Information supplied |

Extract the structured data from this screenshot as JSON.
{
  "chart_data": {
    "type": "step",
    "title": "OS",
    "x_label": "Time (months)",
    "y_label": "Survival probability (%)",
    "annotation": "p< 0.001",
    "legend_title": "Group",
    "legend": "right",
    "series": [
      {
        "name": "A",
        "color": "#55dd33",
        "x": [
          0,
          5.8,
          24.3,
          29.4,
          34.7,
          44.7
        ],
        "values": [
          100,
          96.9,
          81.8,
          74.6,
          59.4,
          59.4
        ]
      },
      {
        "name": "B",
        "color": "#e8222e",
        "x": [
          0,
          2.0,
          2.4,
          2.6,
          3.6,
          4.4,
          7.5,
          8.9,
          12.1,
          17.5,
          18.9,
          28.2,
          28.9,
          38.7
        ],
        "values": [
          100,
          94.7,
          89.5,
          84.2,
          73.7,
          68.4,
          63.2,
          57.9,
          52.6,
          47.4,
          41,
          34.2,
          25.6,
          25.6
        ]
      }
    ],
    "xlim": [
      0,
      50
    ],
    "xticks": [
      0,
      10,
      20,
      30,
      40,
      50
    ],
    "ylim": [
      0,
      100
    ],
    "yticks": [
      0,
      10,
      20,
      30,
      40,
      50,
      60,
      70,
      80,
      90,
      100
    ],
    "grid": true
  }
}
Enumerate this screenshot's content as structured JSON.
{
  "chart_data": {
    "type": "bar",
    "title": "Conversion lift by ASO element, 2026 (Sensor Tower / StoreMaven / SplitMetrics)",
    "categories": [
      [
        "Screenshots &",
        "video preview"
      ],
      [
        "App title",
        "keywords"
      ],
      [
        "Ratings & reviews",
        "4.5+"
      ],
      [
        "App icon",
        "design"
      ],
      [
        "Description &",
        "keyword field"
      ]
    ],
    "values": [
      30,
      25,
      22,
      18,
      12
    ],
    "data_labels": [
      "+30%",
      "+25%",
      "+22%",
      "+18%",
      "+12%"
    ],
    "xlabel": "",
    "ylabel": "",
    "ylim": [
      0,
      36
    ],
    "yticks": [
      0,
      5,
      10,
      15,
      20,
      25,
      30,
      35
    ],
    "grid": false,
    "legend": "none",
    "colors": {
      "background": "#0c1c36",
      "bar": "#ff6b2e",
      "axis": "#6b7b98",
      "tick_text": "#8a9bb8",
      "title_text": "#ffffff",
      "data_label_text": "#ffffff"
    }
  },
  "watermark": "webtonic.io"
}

Work to complete | Above are some records; repeat all of them exactly.

Written answer |
Extract the structured data from this screenshot as JSON.
{
  "chart_data": {
    "type": "step",
    "title": "OS",
    "x_label": "Time (months)",
    "y_label": "Survival probability (%)",
    "annotation": "p< 0.001",
    "legend_title": "Group",
    "legend": "right",
    "series": [
      {
        "name": "A",
        "color": "#55dd33",
        "x": [
          0,
          5.8,
          24.3,
          29.4,
          34.7,
          44.7
        ],
        "values": [
          100,
          96.9,
          81.8,
          74.6,
          59.4,
          59.4
        ]
      },
      {
        "name": "B",
        "color": "#e8222e",
        "x": [
          0,
          2.0,
          2.4,
          2.6,
          3.6,
          4.4,
          7.5,
          8.9,
          12.1,
          17.5,
          18.9,
          28.2,
          28.9,
          38.7
        ],
        "values": [
          100,
          94.7,
          89.5,
          84.2,
          73.7,
          68.4,
          63.2,
          57.9,
          52.6,
          47.4,
          41,
          34.2,
          25.6,
          25.6
        ]
      }
    ],
    "xlim": [
      0,
      50
    ],
    "xticks": [
      0,
      10,
      20,
      30,
      40,
      50
    ],
    "ylim": [
      0,
      100
    ],
    "yticks": [
      0,
      10,
      20,
      30,
      40,
      50,
      60,
      70,
      80,
      90,
      100
    ],
    "grid": true
  }
}
Enumerate this screenshot's content as structured JSON.
{
  "chart_data": {
    "type": "bar",
    "title": "Conversion lift by ASO element, 2026 (Sensor Tower / StoreMaven / SplitMetrics)",
    "categories": [
      [
        "Screenshots &",
        "video preview"
      ],
      [
        "App title",
        "keywords"
      ],
      [
        "Ratings & reviews",
        "4.5+"
      ],
      [
        "App icon",
        "design"
      ],
      [
        "Description &",
        "keyword field"
      ]
    ],
    "values": [
      30,
      25,
      22,
      18,
      12
    ],
    "data_labels": [
      "+30%",
      "+25%",
      "+22%",
      "+18%",
      "+12%"
    ],
    "xlabel": "",
    "ylabel": "",
    "ylim": [
      0,
      36
    ],
    "yticks": [
      0,
      5,
      10,
      15,
      20,
      25,
      30,
      35
    ],
    "grid": false,
    "legend": "none",
    "colors": {
      "background": "#0c1c36",
      "bar": "#ff6b2e",
      "axis": "#6b7b98",
      "tick_text": "#8a9bb8",
      "title_text": "#ffffff",
      "data_label_text": "#ffffff"
    }
  },
  "watermark": "webtonic.io"
}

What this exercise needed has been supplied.